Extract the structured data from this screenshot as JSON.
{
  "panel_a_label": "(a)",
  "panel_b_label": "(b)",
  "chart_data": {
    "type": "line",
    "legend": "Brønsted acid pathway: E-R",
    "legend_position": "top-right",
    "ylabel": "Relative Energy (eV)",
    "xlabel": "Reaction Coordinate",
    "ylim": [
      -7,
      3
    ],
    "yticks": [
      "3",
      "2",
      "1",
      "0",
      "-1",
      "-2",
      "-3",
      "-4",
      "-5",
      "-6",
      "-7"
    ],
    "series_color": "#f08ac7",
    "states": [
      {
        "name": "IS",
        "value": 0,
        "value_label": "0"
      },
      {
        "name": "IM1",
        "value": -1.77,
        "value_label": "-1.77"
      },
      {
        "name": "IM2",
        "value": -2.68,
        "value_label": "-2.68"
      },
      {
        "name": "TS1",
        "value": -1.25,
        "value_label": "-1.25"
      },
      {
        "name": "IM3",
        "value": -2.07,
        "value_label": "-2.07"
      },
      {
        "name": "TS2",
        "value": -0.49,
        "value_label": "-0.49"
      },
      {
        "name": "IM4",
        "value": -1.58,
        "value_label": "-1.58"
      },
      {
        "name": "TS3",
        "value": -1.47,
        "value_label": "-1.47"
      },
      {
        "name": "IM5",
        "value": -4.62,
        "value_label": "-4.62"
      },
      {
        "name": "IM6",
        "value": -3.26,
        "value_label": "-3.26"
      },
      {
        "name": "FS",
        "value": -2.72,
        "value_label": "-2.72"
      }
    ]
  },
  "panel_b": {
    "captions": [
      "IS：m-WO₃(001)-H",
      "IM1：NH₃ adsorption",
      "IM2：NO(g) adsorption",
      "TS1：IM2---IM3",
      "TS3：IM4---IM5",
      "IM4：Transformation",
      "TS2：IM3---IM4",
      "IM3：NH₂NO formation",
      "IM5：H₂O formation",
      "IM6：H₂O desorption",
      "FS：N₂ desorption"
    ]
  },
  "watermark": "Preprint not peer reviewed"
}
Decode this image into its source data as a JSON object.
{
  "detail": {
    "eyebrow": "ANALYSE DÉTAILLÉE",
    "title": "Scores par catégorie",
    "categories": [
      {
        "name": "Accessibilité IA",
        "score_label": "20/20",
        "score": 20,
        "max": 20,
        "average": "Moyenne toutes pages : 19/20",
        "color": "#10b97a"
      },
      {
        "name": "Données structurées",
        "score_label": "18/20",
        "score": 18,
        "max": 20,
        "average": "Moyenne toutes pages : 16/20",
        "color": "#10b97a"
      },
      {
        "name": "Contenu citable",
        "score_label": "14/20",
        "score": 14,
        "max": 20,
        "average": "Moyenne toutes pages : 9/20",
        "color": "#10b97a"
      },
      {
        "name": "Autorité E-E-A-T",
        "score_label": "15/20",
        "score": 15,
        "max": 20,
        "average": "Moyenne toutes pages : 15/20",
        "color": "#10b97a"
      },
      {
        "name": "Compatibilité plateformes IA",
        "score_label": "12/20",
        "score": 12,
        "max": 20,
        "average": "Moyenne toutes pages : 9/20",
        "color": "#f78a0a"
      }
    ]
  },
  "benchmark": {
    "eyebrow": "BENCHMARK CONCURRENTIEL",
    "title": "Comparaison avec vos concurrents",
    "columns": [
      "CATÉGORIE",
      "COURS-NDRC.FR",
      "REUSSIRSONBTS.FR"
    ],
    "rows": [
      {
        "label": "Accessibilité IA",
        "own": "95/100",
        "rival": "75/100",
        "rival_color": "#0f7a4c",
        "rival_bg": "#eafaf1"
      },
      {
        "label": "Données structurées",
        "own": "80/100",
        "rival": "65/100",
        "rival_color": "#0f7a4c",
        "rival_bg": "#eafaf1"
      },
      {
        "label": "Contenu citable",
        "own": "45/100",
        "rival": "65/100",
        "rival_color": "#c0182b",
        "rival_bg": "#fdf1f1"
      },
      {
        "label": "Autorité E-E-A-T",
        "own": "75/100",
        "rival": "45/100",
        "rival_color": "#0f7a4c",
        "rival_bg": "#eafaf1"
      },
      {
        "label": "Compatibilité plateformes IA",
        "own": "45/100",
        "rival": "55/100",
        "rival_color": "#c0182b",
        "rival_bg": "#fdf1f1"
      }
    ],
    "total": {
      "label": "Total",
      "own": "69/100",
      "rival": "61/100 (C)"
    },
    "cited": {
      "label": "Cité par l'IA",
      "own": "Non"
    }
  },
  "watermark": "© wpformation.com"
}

### GIVEN INSTRUCTION
Report the number of lines in the listing that include the string "Moyenne"; give nothing but the number.

### ANSWER FOR THIS EXERCISE
5